(What you are asked to do): Extract the records in full, leaving every picture out.

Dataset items
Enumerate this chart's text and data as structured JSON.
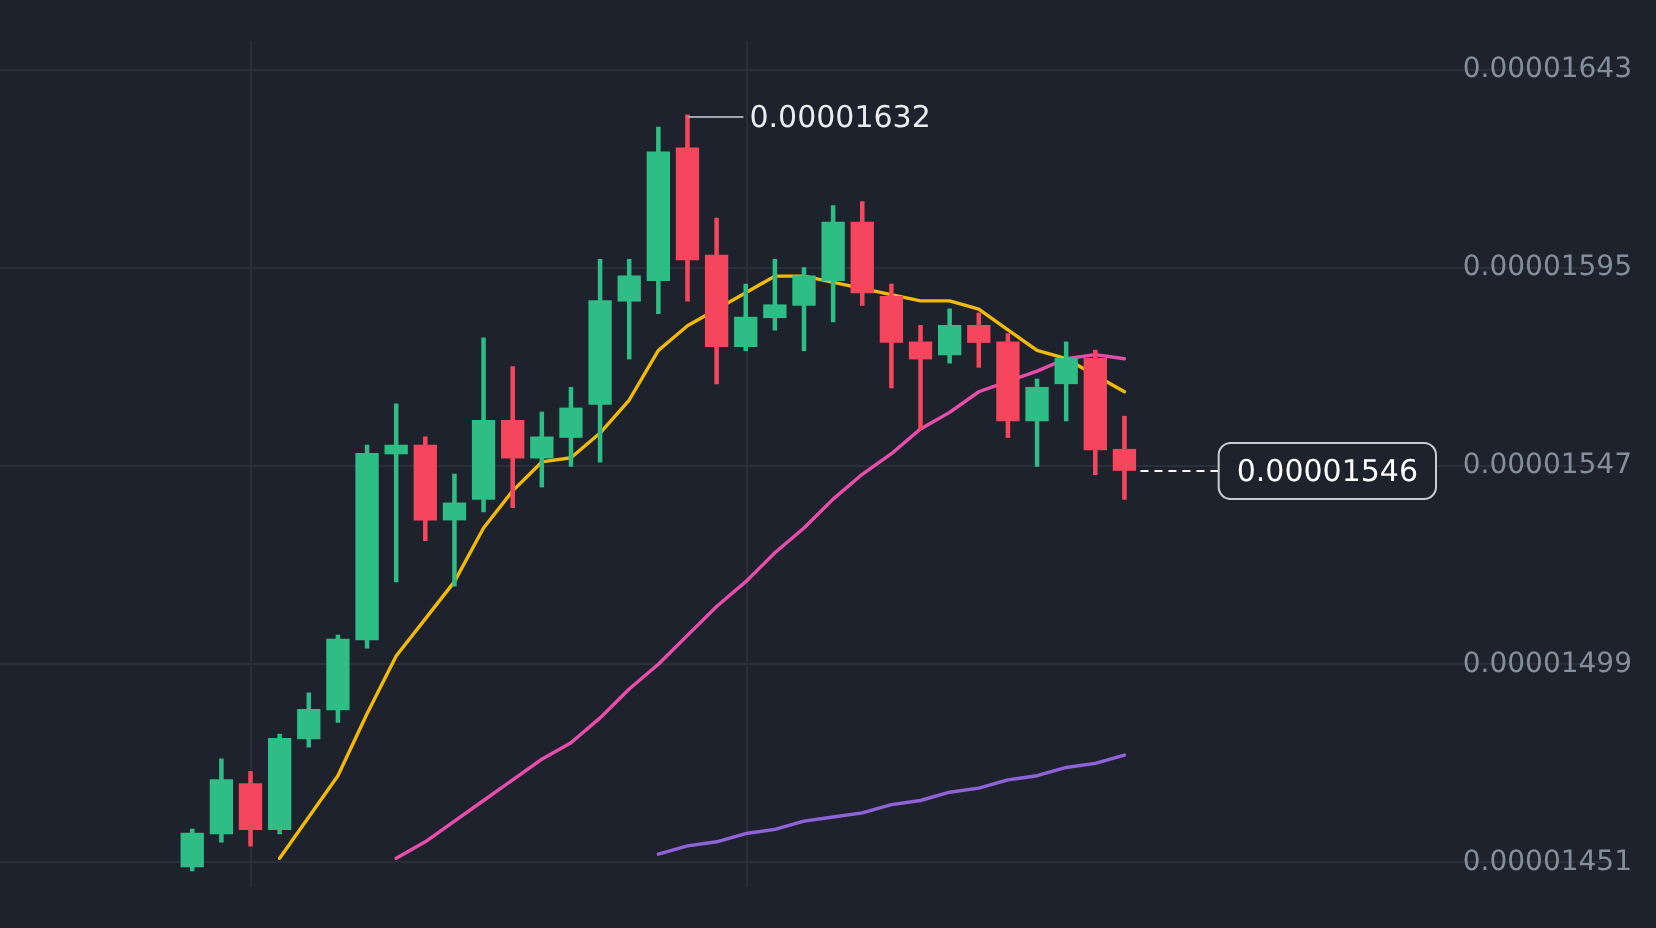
{
  "chart_data": {
    "type": "candlestick",
    "categories": [
      null,
      null,
      null,
      null,
      null,
      null,
      null,
      null,
      null,
      null,
      null,
      null,
      null,
      null,
      null,
      null,
      null,
      null,
      null,
      null,
      null,
      null,
      null,
      null,
      null,
      null,
      null,
      null,
      null,
      null,
      null,
      null,
      null
    ],
    "ohlc": [
      [
        1.45e-05,
        1.459e-05,
        1.449e-05,
        1.458e-05
      ],
      [
        1.458e-05,
        1.476e-05,
        1.456e-05,
        1.471e-05
      ],
      [
        1.47e-05,
        1.473e-05,
        1.455e-05,
        1.459e-05
      ],
      [
        1.459e-05,
        1.482e-05,
        1.458e-05,
        1.481e-05
      ],
      [
        1.481e-05,
        1.492e-05,
        1.479e-05,
        1.488e-05
      ],
      [
        1.488e-05,
        1.506e-05,
        1.485e-05,
        1.505e-05
      ],
      [
        1.505e-05,
        1.552e-05,
        1.503e-05,
        1.55e-05
      ],
      [
        1.55e-05,
        1.562e-05,
        1.519e-05,
        1.552e-05
      ],
      [
        1.552e-05,
        1.554e-05,
        1.529e-05,
        1.534e-05
      ],
      [
        1.534e-05,
        1.545e-05,
        1.518e-05,
        1.538e-05
      ],
      [
        1.539e-05,
        1.578e-05,
        1.536e-05,
        1.558e-05
      ],
      [
        1.558e-05,
        1.571e-05,
        1.537e-05,
        1.549e-05
      ],
      [
        1.549e-05,
        1.56e-05,
        1.542e-05,
        1.554e-05
      ],
      [
        1.554e-05,
        1.566e-05,
        1.547e-05,
        1.561e-05
      ],
      [
        1.562e-05,
        1.597e-05,
        1.548e-05,
        1.587e-05
      ],
      [
        1.587e-05,
        1.597e-05,
        1.573e-05,
        1.593e-05
      ],
      [
        1.592e-05,
        1.629e-05,
        1.584e-05,
        1.623e-05
      ],
      [
        1.624e-05,
        1.632e-05,
        1.587e-05,
        1.597e-05
      ],
      [
        1.598e-05,
        1.607e-05,
        1.567e-05,
        1.576e-05
      ],
      [
        1.576e-05,
        1.591e-05,
        1.575e-05,
        1.583e-05
      ],
      [
        1.583e-05,
        1.597e-05,
        1.58e-05,
        1.586e-05
      ],
      [
        1.586e-05,
        1.595e-05,
        1.575e-05,
        1.593e-05
      ],
      [
        1.592e-05,
        1.61e-05,
        1.582e-05,
        1.606e-05
      ],
      [
        1.606e-05,
        1.611e-05,
        1.586e-05,
        1.589e-05
      ],
      [
        1.588e-05,
        1.591e-05,
        1.566e-05,
        1.577e-05
      ],
      [
        1.577e-05,
        1.581e-05,
        1.556e-05,
        1.573e-05
      ],
      [
        1.574e-05,
        1.585e-05,
        1.572e-05,
        1.581e-05
      ],
      [
        1.581e-05,
        1.584e-05,
        1.571e-05,
        1.577e-05
      ],
      [
        1.577e-05,
        1.579e-05,
        1.554e-05,
        1.558e-05
      ],
      [
        1.558e-05,
        1.568e-05,
        1.547e-05,
        1.566e-05
      ],
      [
        1.567e-05,
        1.577e-05,
        1.558e-05,
        1.573e-05
      ],
      [
        1.573e-05,
        1.575e-05,
        1.545e-05,
        1.551e-05
      ],
      [
        1.551e-05,
        1.559e-05,
        1.539e-05,
        1.546e-05
      ]
    ],
    "colors": [
      "#2ebd85",
      "#2ebd85",
      "#f6465d",
      "#2ebd85",
      "#2ebd85",
      "#2ebd85",
      "#2ebd85",
      "#2ebd85",
      "#f6465d",
      "#2ebd85",
      "#2ebd85",
      "#f6465d",
      "#2ebd85",
      "#2ebd85",
      "#2ebd85",
      "#2ebd85",
      "#2ebd85",
      "#f6465d",
      "#f6465d",
      "#2ebd85",
      "#2ebd85",
      "#2ebd85",
      "#2ebd85",
      "#f6465d",
      "#f6465d",
      "#f6465d",
      "#2ebd85",
      "#f6465d",
      "#f6465d",
      "#2ebd85",
      "#2ebd85",
      "#f6465d",
      "#f6465d"
    ],
    "series": [
      {
        "type": "line",
        "color": "#f0b90b",
        "values": [
          null,
          null,
          null,
          1.452e-05,
          1.462e-05,
          1.472e-05,
          1.487e-05,
          1.501e-05,
          1.51e-05,
          1.519e-05,
          1.532e-05,
          1.541e-05,
          1.548e-05,
          1.549e-05,
          1.555e-05,
          1.563e-05,
          1.575e-05,
          1.581e-05,
          null,
          1.589e-05,
          1.593e-05,
          1.593e-05,
          null,
          null,
          null,
          1.587e-05,
          1.587e-05,
          1.585e-05,
          1.58e-05,
          1.575e-05,
          1.573e-05,
          null,
          1.565e-05
        ]
      },
      {
        "type": "line",
        "color": "#e94dab",
        "values": [
          null,
          null,
          null,
          null,
          null,
          null,
          null,
          1.452e-05,
          1.456e-05,
          1.461e-05,
          1.466e-05,
          1.471e-05,
          1.476e-05,
          1.48e-05,
          1.486e-05,
          1.493e-05,
          1.499e-05,
          1.506e-05,
          1.513e-05,
          1.519e-05,
          1.526e-05,
          1.532e-05,
          1.539e-05,
          1.545e-05,
          1.55e-05,
          1.556e-05,
          1.56e-05,
          1.565e-05,
          null,
          1.57e-05,
          1.573e-05,
          1.574e-05,
          1.573e-05
        ]
      },
      {
        "type": "line",
        "color": "#8f62d8",
        "values": [
          null,
          null,
          null,
          null,
          null,
          null,
          null,
          null,
          null,
          null,
          null,
          null,
          null,
          null,
          null,
          null,
          1.453e-05,
          1.455e-05,
          1.456e-05,
          1.458e-05,
          1.459e-05,
          1.461e-05,
          1.462e-05,
          1.463e-05,
          1.465e-05,
          1.466e-05,
          1.468e-05,
          1.469e-05,
          1.471e-05,
          1.472e-05,
          1.474e-05,
          1.475e-05,
          1.477e-05
        ]
      }
    ],
    "ylim": [
      1.445e-05,
      1.65e-05
    ],
    "yticks": [
      {
        "value": 1.451e-05,
        "label": "0.00001451"
      },
      {
        "value": 1.499e-05,
        "label": "0.00001499"
      },
      {
        "value": 1.547e-05,
        "label": "0.00001547"
      },
      {
        "value": 1.595e-05,
        "label": "0.00001595"
      },
      {
        "value": 1.643e-05,
        "label": "0.00001643"
      }
    ],
    "grid": true,
    "ref_lines": [
      {
        "axis": "y",
        "value": 1.546e-05,
        "label": "0.00001546",
        "color": "#ffffff",
        "line_style": "dashed"
      }
    ],
    "annotations": [
      "0.00001632"
    ]
  }
}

(Written response):
Enumerate this chart's text and data as structured JSON.
{
  "chart_data": {
    "type": "candlestick",
    "categories": [
      null,
      null,
      null,
      null,
      null,
      null,
      null,
      null,
      null,
      null,
      null,
      null,
      null,
      null,
      null,
      null,
      null,
      null,
      null,
      null,
      null,
      null,
      null,
      null,
      null,
      null,
      null,
      null,
      null,
      null,
      null,
      null,
      null
    ],
    "ohlc": [
      [
        1.45e-05,
        1.459e-05,
        1.449e-05,
        1.458e-05
      ],
      [
        1.458e-05,
        1.476e-05,
        1.456e-05,
        1.471e-05
      ],
      [
        1.47e-05,
        1.473e-05,
        1.455e-05,
        1.459e-05
      ],
      [
        1.459e-05,
        1.482e-05,
        1.458e-05,
        1.481e-05
      ],
      [
        1.481e-05,
        1.492e-05,
        1.479e-05,
        1.488e-05
      ],
      [
        1.488e-05,
        1.506e-05,
        1.485e-05,
        1.505e-05
      ],
      [
        1.505e-05,
        1.552e-05,
        1.503e-05,
        1.55e-05
      ],
      [
        1.55e-05,
        1.562e-05,
        1.519e-05,
        1.552e-05
      ],
      [
        1.552e-05,
        1.554e-05,
        1.529e-05,
        1.534e-05
      ],
      [
        1.534e-05,
        1.545e-05,
        1.518e-05,
        1.538e-05
      ],
      [
        1.539e-05,
        1.578e-05,
        1.536e-05,
        1.558e-05
      ],
      [
        1.558e-05,
        1.571e-05,
        1.537e-05,
        1.549e-05
      ],
      [
        1.549e-05,
        1.56e-05,
        1.542e-05,
        1.554e-05
      ],
      [
        1.554e-05,
        1.566e-05,
        1.547e-05,
        1.561e-05
      ],
      [
        1.562e-05,
        1.597e-05,
        1.548e-05,
        1.587e-05
      ],
      [
        1.587e-05,
        1.597e-05,
        1.573e-05,
        1.593e-05
      ],
      [
        1.592e-05,
        1.629e-05,
        1.584e-05,
        1.623e-05
      ],
      [
        1.624e-05,
        1.632e-05,
        1.587e-05,
        1.597e-05
      ],
      [
        1.598e-05,
        1.607e-05,
        1.567e-05,
        1.576e-05
      ],
      [
        1.576e-05,
        1.591e-05,
        1.575e-05,
        1.583e-05
      ],
      [
        1.583e-05,
        1.597e-05,
        1.58e-05,
        1.586e-05
      ],
      [
        1.586e-05,
        1.595e-05,
        1.575e-05,
        1.593e-05
      ],
      [
        1.592e-05,
        1.61e-05,
        1.582e-05,
        1.606e-05
      ],
      [
        1.606e-05,
        1.611e-05,
        1.586e-05,
        1.589e-05
      ],
      [
        1.588e-05,
        1.591e-05,
        1.566e-05,
        1.577e-05
      ],
      [
        1.577e-05,
        1.581e-05,
        1.556e-05,
        1.573e-05
      ],
      [
        1.574e-05,
        1.585e-05,
        1.572e-05,
        1.581e-05
      ],
      [
        1.581e-05,
        1.584e-05,
        1.571e-05,
        1.577e-05
      ],
      [
        1.577e-05,
        1.579e-05,
        1.554e-05,
        1.558e-05
      ],
      [
        1.558e-05,
        1.568e-05,
        1.547e-05,
        1.566e-05
      ],
      [
        1.567e-05,
        1.577e-05,
        1.558e-05,
        1.573e-05
      ],
      [
        1.573e-05,
        1.575e-05,
        1.545e-05,
        1.551e-05
      ],
      [
        1.551e-05,
        1.559e-05,
        1.539e-05,
        1.546e-05
      ]
    ],
    "colors": [
      "#2ebd85",
      "#2ebd85",
      "#f6465d",
      "#2ebd85",
      "#2ebd85",
      "#2ebd85",
      "#2ebd85",
      "#2ebd85",
      "#f6465d",
      "#2ebd85",
      "#2ebd85",
      "#f6465d",
      "#2ebd85",
      "#2ebd85",
      "#2ebd85",
      "#2ebd85",
      "#2ebd85",
      "#f6465d",
      "#f6465d",
      "#2ebd85",
      "#2ebd85",
      "#2ebd85",
      "#2ebd85",
      "#f6465d",
      "#f6465d",
      "#f6465d",
      "#2ebd85",
      "#f6465d",
      "#f6465d",
      "#2ebd85",
      "#2ebd85",
      "#f6465d",
      "#f6465d"
    ],
    "series": [
      {
        "type": "line",
        "color": "#f0b90b",
        "values": [
          null,
          null,
          null,
          1.452e-05,
          1.462e-05,
          1.472e-05,
          1.487e-05,
          1.501e-05,
          1.51e-05,
          1.519e-05,
          1.532e-05,
          1.541e-05,
          1.548e-05,
          1.549e-05,
          1.555e-05,
          1.563e-05,
          1.575e-05,
          1.581e-05,
          null,
          1.589e-05,
          1.593e-05,
          1.593e-05,
          null,
          null,
          null,
          1.587e-05,
          1.587e-05,
          1.585e-05,
          1.58e-05,
          1.575e-05,
          1.573e-05,
          null,
          1.565e-05
        ]
      },
      {
        "type": "line",
        "color": "#e94dab",
        "values": [
          null,
          null,
          null,
          null,
          null,
          null,
          null,
          1.452e-05,
          1.456e-05,
          1.461e-05,
          1.466e-05,
          1.471e-05,
          1.476e-05,
          1.48e-05,
          1.486e-05,
          1.493e-05,
          1.499e-05,
          1.506e-05,
          1.513e-05,
          1.519e-05,
          1.526e-05,
          1.532e-05,
          1.539e-05,
          1.545e-05,
          1.55e-05,
          1.556e-05,
          1.56e-05,
          1.565e-05,
          null,
          1.57e-05,
          1.573e-05,
          1.574e-05,
          1.573e-05
        ]
      },
      {
        "type": "line",
        "color": "#8f62d8",
        "values": [
          null,
          null,
          null,
          null,
          null,
          null,
          null,
          null,
          null,
          null,
          null,
          null,
          null,
          null,
          null,
          null,
          1.453e-05,
          1.455e-05,
          1.456e-05,
          1.458e-05,
          1.459e-05,
          1.461e-05,
          1.462e-05,
          1.463e-05,
          1.465e-05,
          1.466e-05,
          1.468e-05,
          1.469e-05,
          1.471e-05,
          1.472e-05,
          1.474e-05,
          1.475e-05,
          1.477e-05
        ]
      }
    ],
    "ylim": [
      1.445e-05,
      1.65e-05
    ],
    "yticks": [
      {
        "value": 1.451e-05,
        "label": "0.00001451"
      },
      {
        "value": 1.499e-05,
        "label": "0.00001499"
      },
      {
        "value": 1.547e-05,
        "label": "0.00001547"
      },
      {
        "value": 1.595e-05,
        "label": "0.00001595"
      },
      {
        "value": 1.643e-05,
        "label": "0.00001643"
      }
    ],
    "grid": true,
    "ref_lines": [
      {
        "axis": "y",
        "value": 1.546e-05,
        "label": "0.00001546",
        "color": "#ffffff",
        "line_style": "dashed"
      }
    ],
    "annotations": [
      "0.00001632"
    ]
  }
}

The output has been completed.